◆ PROBLEM TO SOLVE
Determine how many lines contain the string "жителів". Respond with that number and nothing more.

◆ INPUT ROWS
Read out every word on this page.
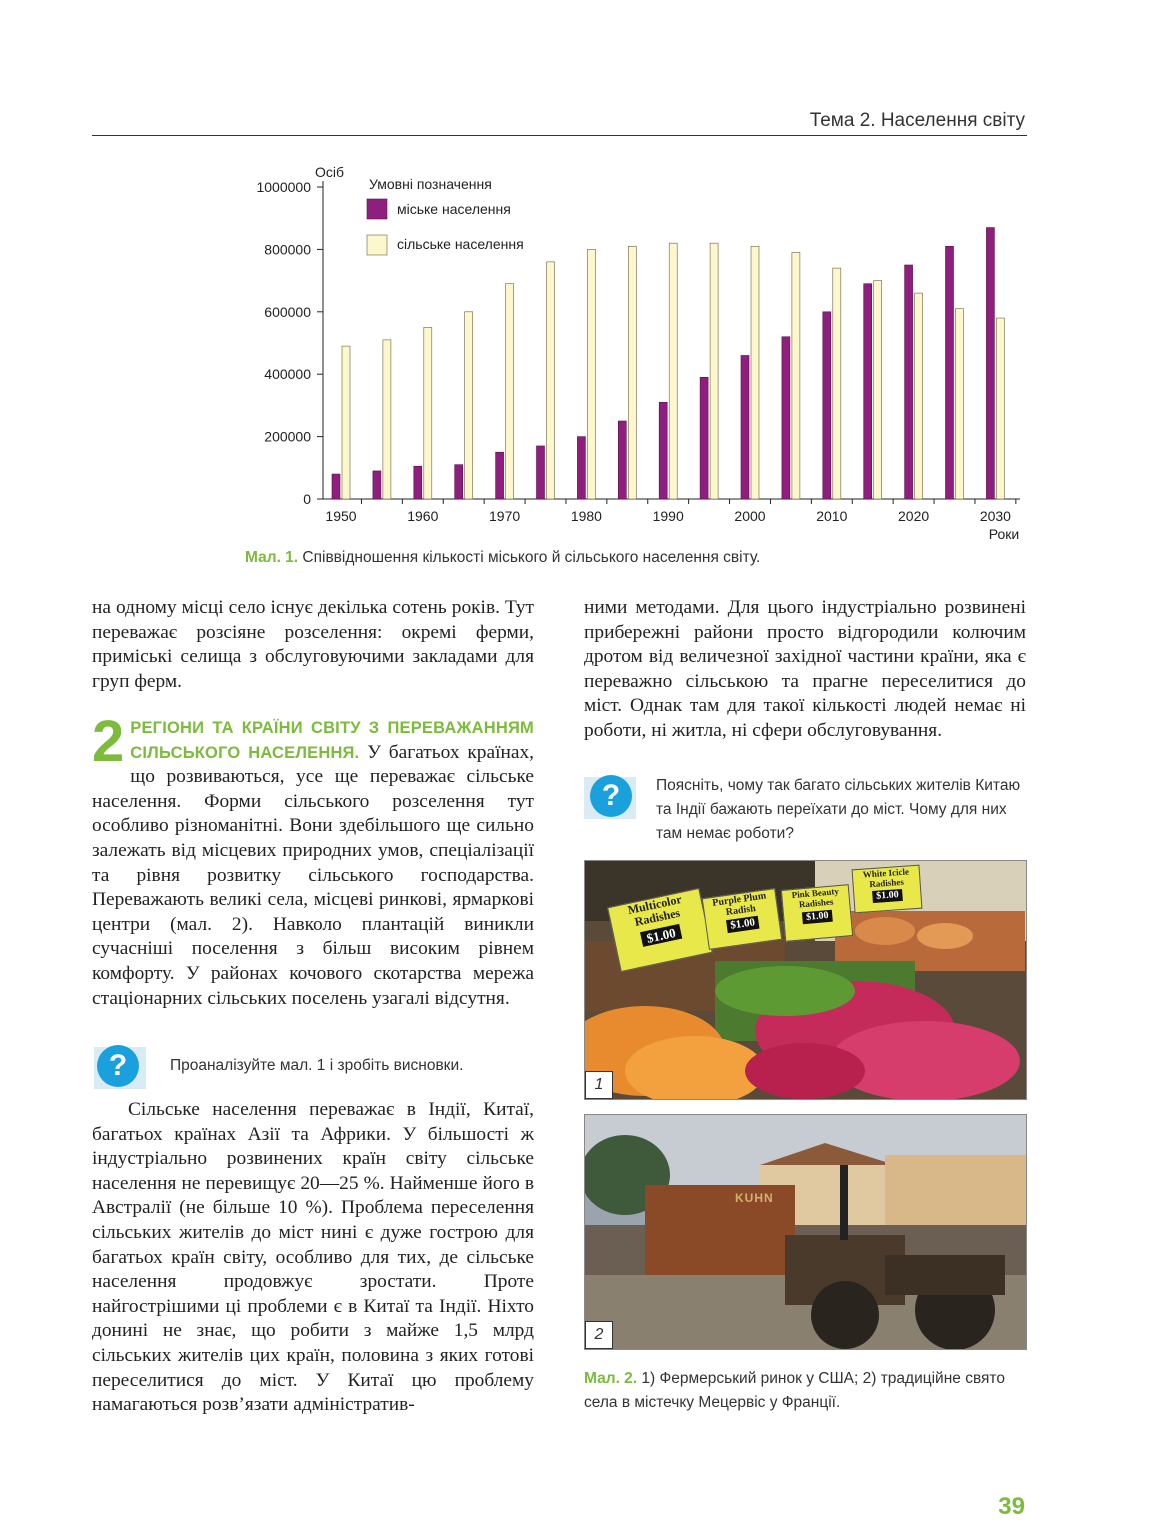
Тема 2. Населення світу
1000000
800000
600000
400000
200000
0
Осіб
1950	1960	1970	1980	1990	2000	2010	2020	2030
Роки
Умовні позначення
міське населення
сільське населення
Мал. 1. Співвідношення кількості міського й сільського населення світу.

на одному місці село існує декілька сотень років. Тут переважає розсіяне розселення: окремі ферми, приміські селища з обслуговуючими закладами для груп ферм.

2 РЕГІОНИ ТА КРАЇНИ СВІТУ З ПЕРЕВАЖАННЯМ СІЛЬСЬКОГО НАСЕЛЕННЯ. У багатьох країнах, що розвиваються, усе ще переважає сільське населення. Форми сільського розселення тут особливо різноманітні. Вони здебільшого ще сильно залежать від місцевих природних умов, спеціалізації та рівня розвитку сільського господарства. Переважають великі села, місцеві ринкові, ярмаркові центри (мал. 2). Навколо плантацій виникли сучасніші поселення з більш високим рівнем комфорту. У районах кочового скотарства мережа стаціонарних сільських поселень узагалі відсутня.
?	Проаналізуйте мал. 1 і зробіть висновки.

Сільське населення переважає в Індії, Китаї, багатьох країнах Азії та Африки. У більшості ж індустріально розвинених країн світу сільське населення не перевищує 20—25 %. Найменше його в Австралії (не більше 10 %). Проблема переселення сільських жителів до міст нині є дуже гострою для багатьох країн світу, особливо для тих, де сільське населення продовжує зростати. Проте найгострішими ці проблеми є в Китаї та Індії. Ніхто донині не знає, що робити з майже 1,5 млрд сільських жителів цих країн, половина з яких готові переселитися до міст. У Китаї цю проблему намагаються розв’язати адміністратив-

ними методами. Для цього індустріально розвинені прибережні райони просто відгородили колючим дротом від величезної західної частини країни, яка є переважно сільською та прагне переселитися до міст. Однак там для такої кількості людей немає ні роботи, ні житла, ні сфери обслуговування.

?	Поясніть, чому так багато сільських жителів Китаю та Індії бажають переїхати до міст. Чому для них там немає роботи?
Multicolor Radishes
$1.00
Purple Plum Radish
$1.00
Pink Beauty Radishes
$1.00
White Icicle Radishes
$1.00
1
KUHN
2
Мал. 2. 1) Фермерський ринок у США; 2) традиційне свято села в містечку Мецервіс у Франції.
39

==

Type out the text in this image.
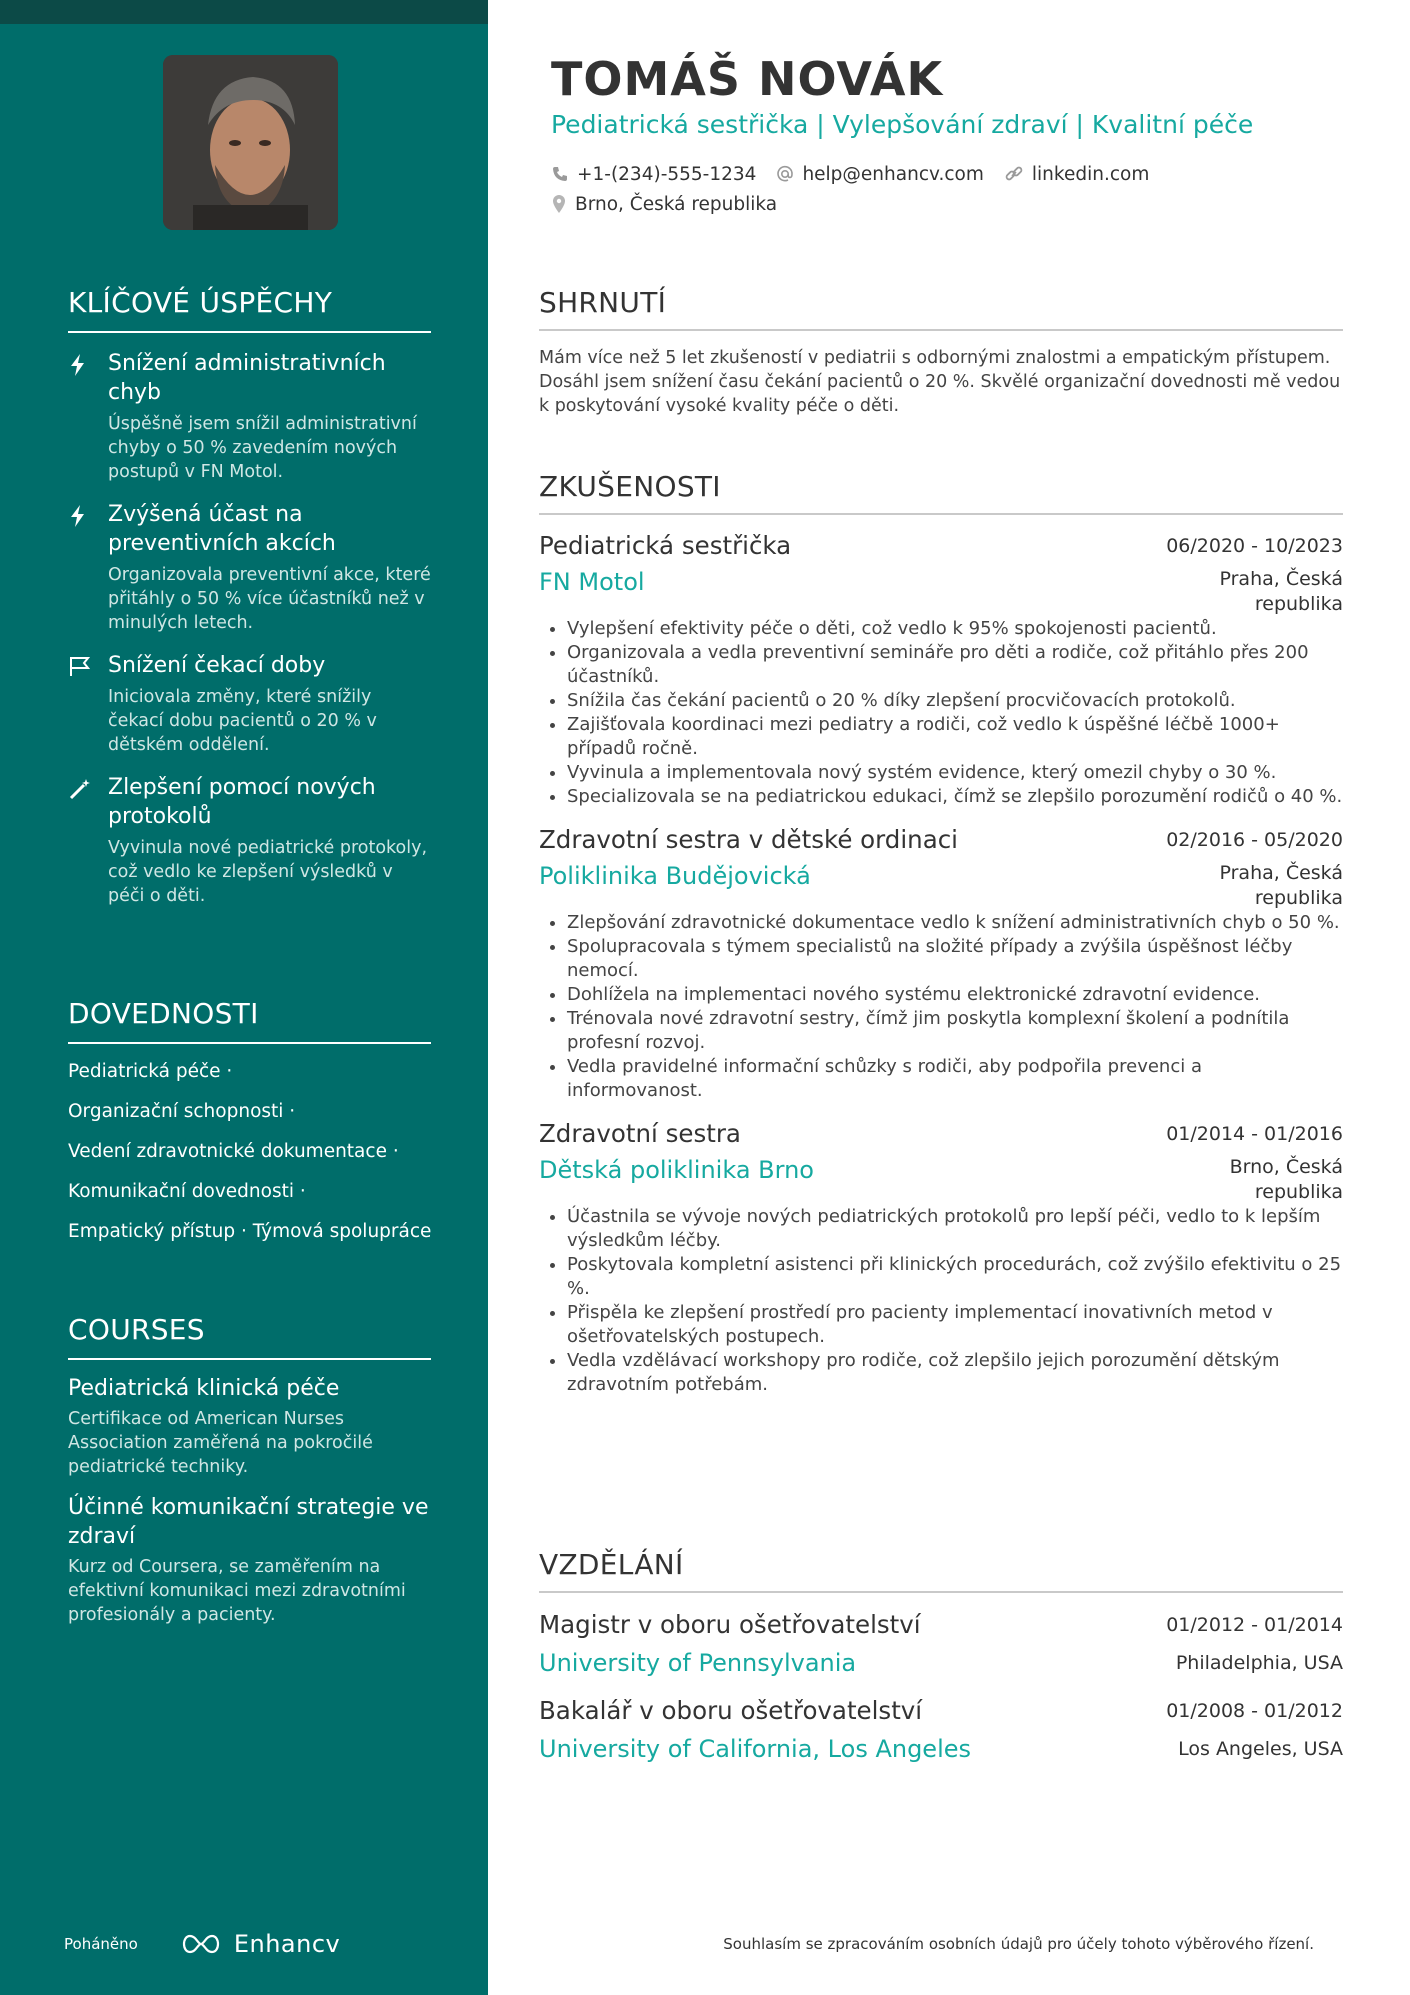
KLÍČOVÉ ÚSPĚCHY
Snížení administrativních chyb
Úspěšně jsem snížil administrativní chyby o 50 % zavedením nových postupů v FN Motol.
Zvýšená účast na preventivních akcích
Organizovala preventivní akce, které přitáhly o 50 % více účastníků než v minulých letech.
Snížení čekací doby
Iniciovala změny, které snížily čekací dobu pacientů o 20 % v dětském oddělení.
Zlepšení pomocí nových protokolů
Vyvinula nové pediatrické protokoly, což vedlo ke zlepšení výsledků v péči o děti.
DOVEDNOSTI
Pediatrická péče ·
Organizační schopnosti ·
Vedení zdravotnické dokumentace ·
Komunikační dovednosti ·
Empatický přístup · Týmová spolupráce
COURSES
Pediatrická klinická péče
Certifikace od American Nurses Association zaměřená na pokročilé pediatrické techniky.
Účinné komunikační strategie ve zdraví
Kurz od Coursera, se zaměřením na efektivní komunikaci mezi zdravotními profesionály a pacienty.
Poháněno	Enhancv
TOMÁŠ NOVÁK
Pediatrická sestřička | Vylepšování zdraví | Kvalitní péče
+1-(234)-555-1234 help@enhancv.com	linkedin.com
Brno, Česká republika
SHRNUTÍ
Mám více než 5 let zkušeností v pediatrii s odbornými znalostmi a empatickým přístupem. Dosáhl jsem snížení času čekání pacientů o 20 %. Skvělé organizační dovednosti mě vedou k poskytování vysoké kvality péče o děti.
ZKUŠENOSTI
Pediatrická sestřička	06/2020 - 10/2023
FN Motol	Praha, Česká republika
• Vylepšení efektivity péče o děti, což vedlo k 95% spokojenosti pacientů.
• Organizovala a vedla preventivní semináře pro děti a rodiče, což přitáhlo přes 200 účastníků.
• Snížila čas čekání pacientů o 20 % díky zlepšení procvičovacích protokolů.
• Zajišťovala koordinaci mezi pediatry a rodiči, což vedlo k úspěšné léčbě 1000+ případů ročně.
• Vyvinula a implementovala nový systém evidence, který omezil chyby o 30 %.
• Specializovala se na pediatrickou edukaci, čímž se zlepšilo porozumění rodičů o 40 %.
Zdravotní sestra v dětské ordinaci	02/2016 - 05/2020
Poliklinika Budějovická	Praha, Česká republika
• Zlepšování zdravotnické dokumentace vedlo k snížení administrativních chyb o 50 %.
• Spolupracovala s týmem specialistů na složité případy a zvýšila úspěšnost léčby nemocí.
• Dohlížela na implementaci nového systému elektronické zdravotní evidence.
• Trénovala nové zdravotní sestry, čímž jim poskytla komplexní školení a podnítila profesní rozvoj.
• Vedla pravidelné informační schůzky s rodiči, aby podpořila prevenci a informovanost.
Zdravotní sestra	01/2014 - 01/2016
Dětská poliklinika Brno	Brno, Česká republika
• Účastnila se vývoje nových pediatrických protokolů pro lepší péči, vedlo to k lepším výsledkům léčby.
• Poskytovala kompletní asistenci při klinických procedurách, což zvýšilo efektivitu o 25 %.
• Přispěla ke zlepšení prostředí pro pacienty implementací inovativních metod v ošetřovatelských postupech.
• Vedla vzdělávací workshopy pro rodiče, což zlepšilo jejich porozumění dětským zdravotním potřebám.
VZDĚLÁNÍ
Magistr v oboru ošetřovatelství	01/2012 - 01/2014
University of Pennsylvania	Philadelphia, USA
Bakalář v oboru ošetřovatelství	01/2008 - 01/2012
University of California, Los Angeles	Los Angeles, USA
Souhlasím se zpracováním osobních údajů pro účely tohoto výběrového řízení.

◆ WRITTEN SOLUTION
2